# Supplied records
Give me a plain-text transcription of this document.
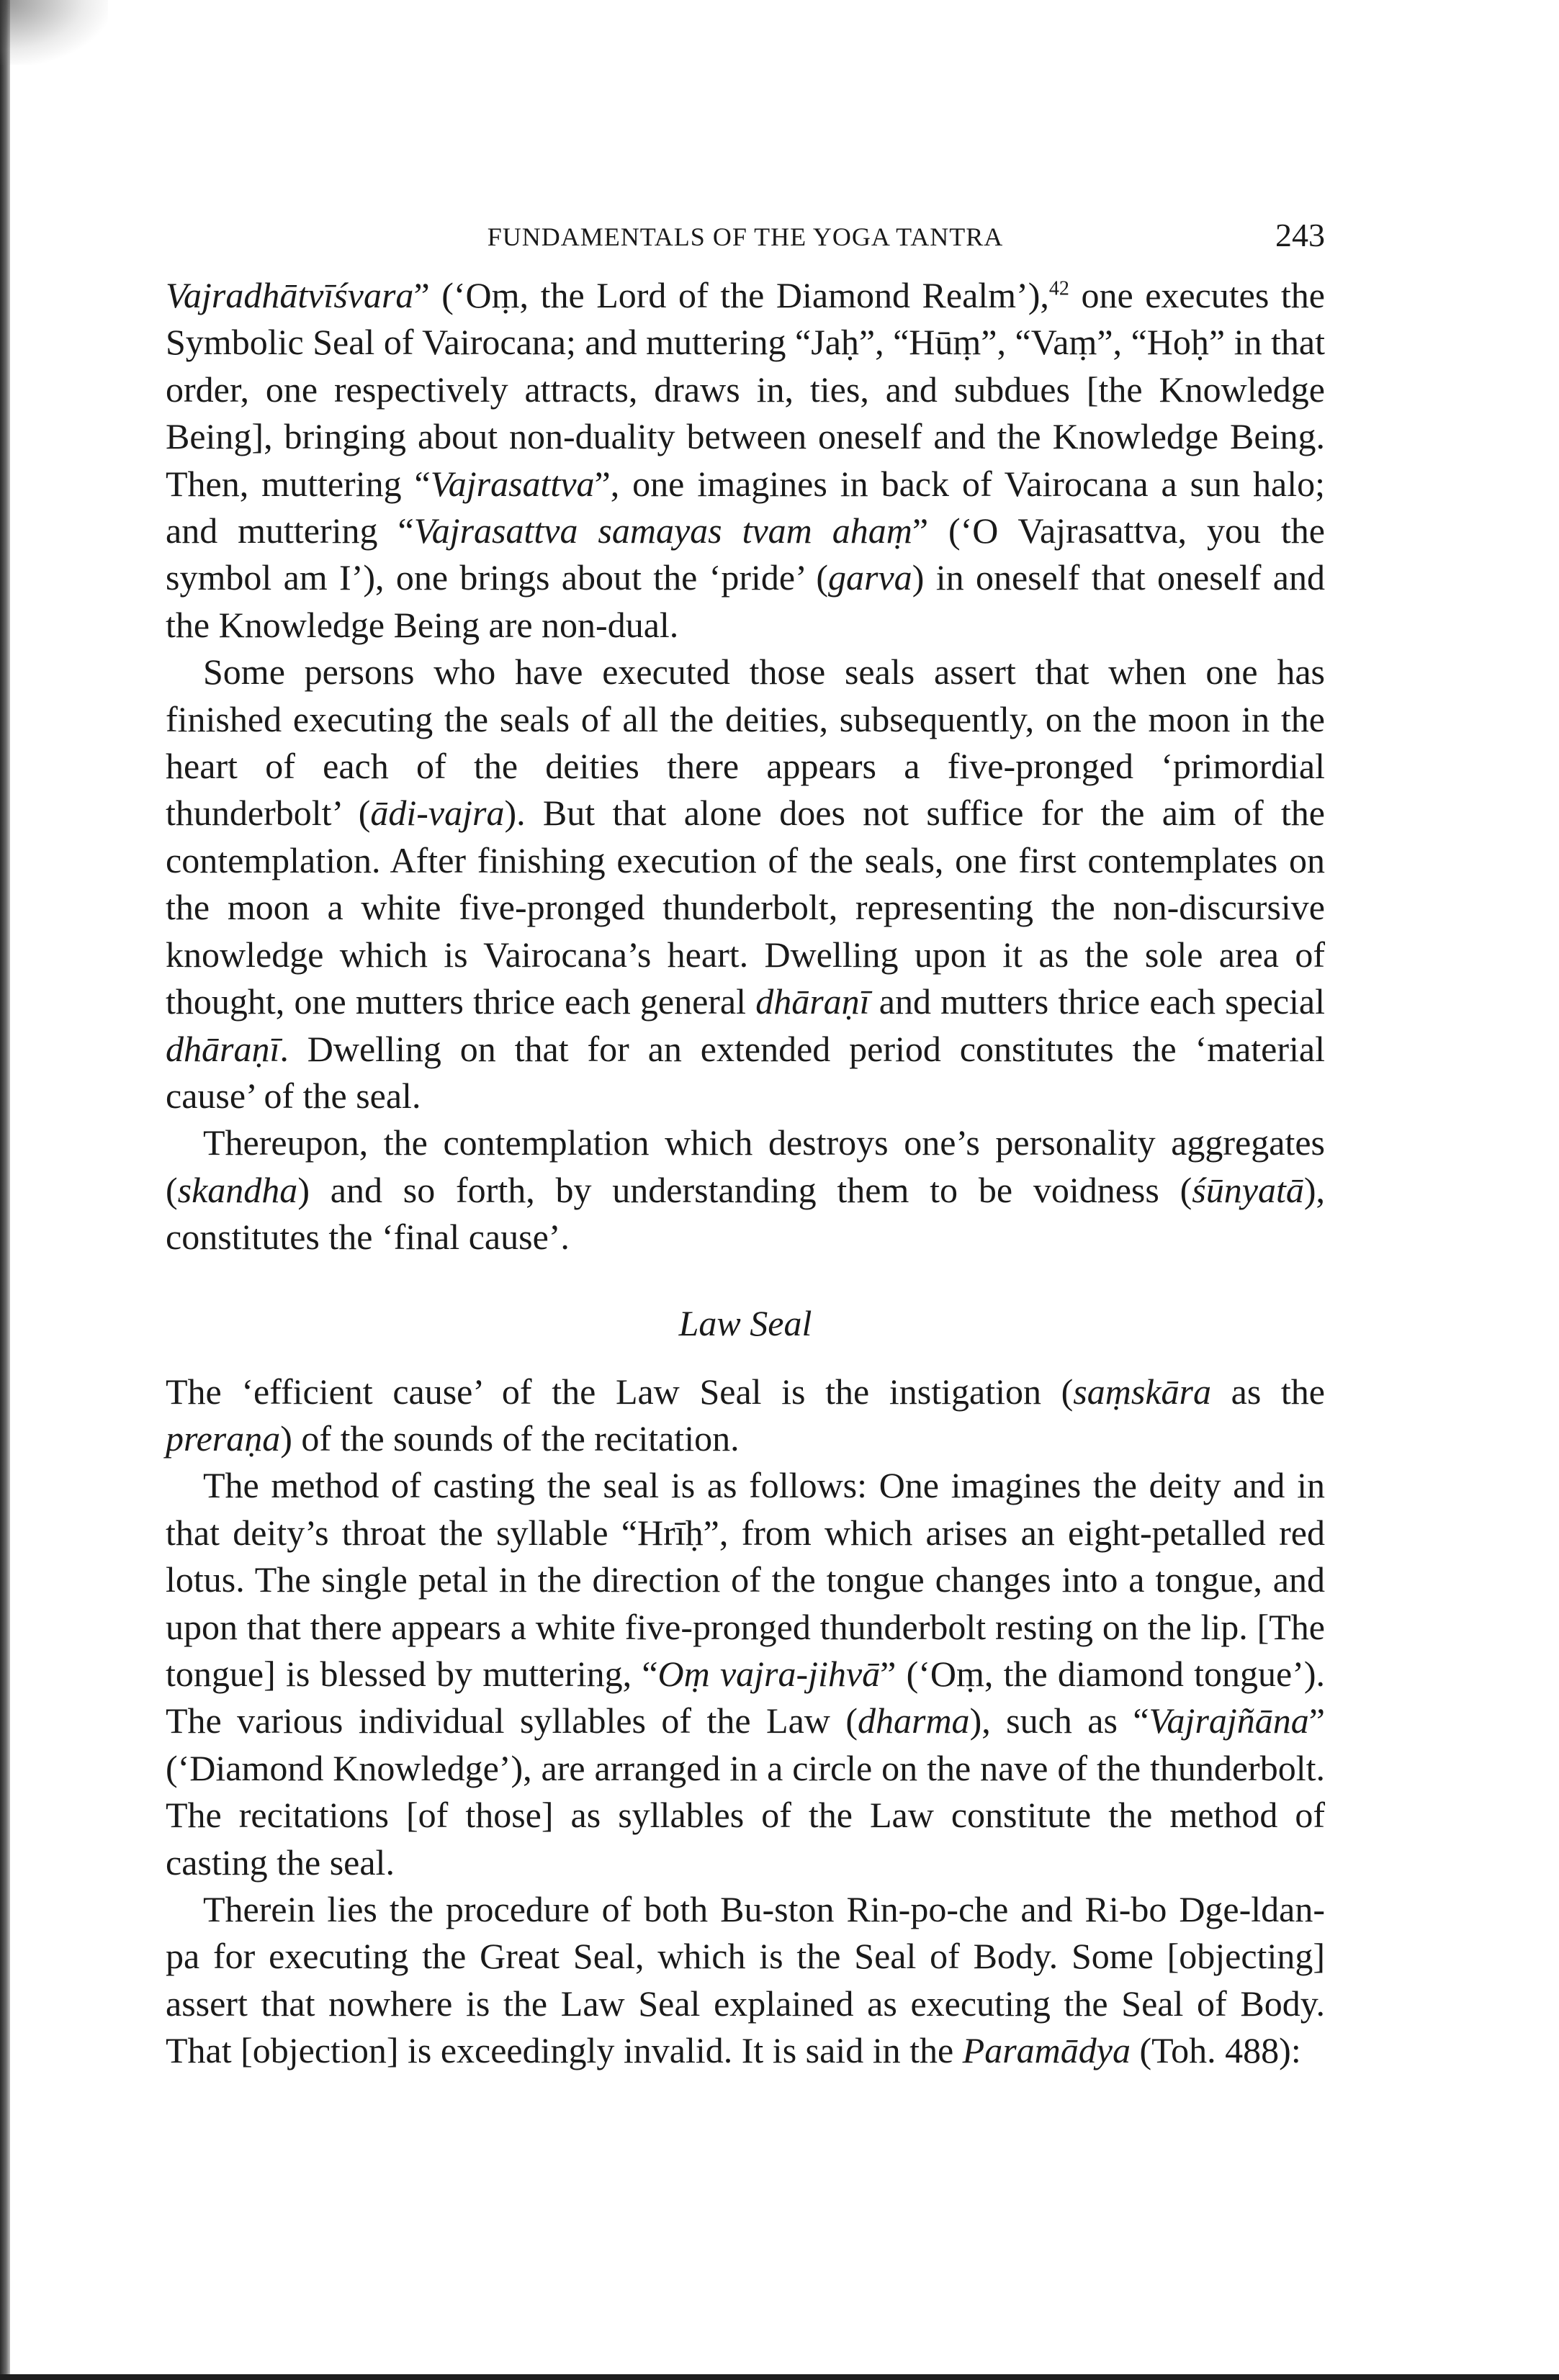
FUNDAMENTALS OF THE YOGA TANTRA	243

Vajradhātvīśvara” (‘Oṃ, the Lord of the Diamond Realm’),$^{42}$ one executes the Symbolic Seal of Vairocana; and muttering “Jaḥ”, “Hūṃ”, “Vaṃ”, “Hoḥ” in that order, one respectively attracts, draws in, ties, and subdues [the Knowledge Being], bringing about non-duality between oneself and the Knowledge Being. Then, muttering “Vajrasattva”, one imagines in back of Vairocana a sun halo; and muttering “Vajrasattva samayas tvam ahaṃ” (‘O Vajrasattva, you the symbol am I’), one brings about the ‘pride’ (garva) in oneself that oneself and the Knowledge Being are non-dual.

Some persons who have executed those seals assert that when one has finished executing the seals of all the deities, subsequently, on the moon in the heart of each of the deities there appears a five-pronged ‘primordial thunderbolt’ (ādi-vajra). But that alone does not suffice for the aim of the contemplation. After finishing execution of the seals, one first contemplates on the moon a white five-pronged thunderbolt, representing the non-discursive knowledge which is Vairocana’s heart. Dwelling upon it as the sole area of thought, one mutters thrice each general dhāraṇī and mutters thrice each special dhāraṇī. Dwelling on that for an extended period constitutes the ‘material cause’ of the seal.

Thereupon, the contemplation which destroys one’s personality aggregates (skandha) and so forth, by understanding them to be voidness (śūnyatā), constitutes the ‘final cause’.

Law Seal

The ‘efficient cause’ of the Law Seal is the instigation (saṃskāra as the preraṇa) of the sounds of the recitation.

The method of casting the seal is as follows: One imagines the deity and in that deity’s throat the syllable “Hrīḥ”, from which arises an eight-petalled red lotus. The single petal in the direction of the tongue changes into a tongue, and upon that there appears a white five-pronged thunderbolt resting on the lip. [The tongue] is blessed by muttering, “Oṃ vajra-jihvā” (‘Oṃ, the diamond tongue’). The various individual syllables of the Law (dharma), such as “Vajrajñāna” (‘Diamond Knowledge’), are arranged in a circle on the nave of the thunderbolt. The recitations [of those] as syllables of the Law constitute the method of casting the seal.

Therein lies the procedure of both Bu-ston Rin-po-che and Ri-bo Dge-ldan-pa for executing the Great Seal, which is the Seal of Body. Some [objecting] assert that nowhere is the Law Seal explained as executing the Seal of Body. That [objection] is exceedingly invalid. It is said in the Paramādya (Toh. 488):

# Aim of the task
Repeat each entry exactly. Pictures do not belong in the copy.

# Worked answer
Give me a plain-text transcription of this document.
FUNDAMENTALS OF THE YOGA TANTRA	243

Vajradhātvīśvara” (‘Oṃ, the Lord of the Diamond Realm’),$^{42}$ one executes the Symbolic Seal of Vairocana; and muttering “Jaḥ”, “Hūṃ”, “Vaṃ”, “Hoḥ” in that order, one respectively attracts, draws in, ties, and subdues [the Knowledge Being], bringing about non-duality between oneself and the Knowledge Being. Then, muttering “Vajrasattva”, one imagines in back of Vairocana a sun halo; and muttering “Vajrasattva samayas tvam ahaṃ” (‘O Vajrasattva, you the symbol am I’), one brings about the ‘pride’ (garva) in oneself that oneself and the Knowledge Being are non-dual.

Some persons who have executed those seals assert that when one has finished executing the seals of all the deities, subsequently, on the moon in the heart of each of the deities there appears a five-pronged ‘primordial thunderbolt’ (ādi-vajra). But that alone does not suffice for the aim of the contemplation. After finishing execution of the seals, one first contemplates on the moon a white five-pronged thunderbolt, representing the non-discursive knowledge which is Vairocana’s heart. Dwelling upon it as the sole area of thought, one mutters thrice each general dhāraṇī and mutters thrice each special dhāraṇī. Dwelling on that for an extended period constitutes the ‘material cause’ of the seal.

Thereupon, the contemplation which destroys one’s personality aggregates (skandha) and so forth, by understanding them to be voidness (śūnyatā), constitutes the ‘final cause’.

Law Seal

The ‘efficient cause’ of the Law Seal is the instigation (saṃskāra as the preraṇa) of the sounds of the recitation.

The method of casting the seal is as follows: One imagines the deity and in that deity’s throat the syllable “Hrīḥ”, from which arises an eight-petalled red lotus. The single petal in the direction of the tongue changes into a tongue, and upon that there appears a white five-pronged thunderbolt resting on the lip. [The tongue] is blessed by muttering, “Oṃ vajra-jihvā” (‘Oṃ, the diamond tongue’). The various individual syllables of the Law (dharma), such as “Vajrajñāna” (‘Diamond Knowledge’), are arranged in a circle on the nave of the thunderbolt. The recitations [of those] as syllables of the Law constitute the method of casting the seal.

Therein lies the procedure of both Bu-ston Rin-po-che and Ri-bo Dge-ldan-pa for executing the Great Seal, which is the Seal of Body. Some [objecting] assert that nowhere is the Law Seal explained as executing the Seal of Body. That [objection] is exceedingly invalid. It is said in the Paramādya (Toh. 488):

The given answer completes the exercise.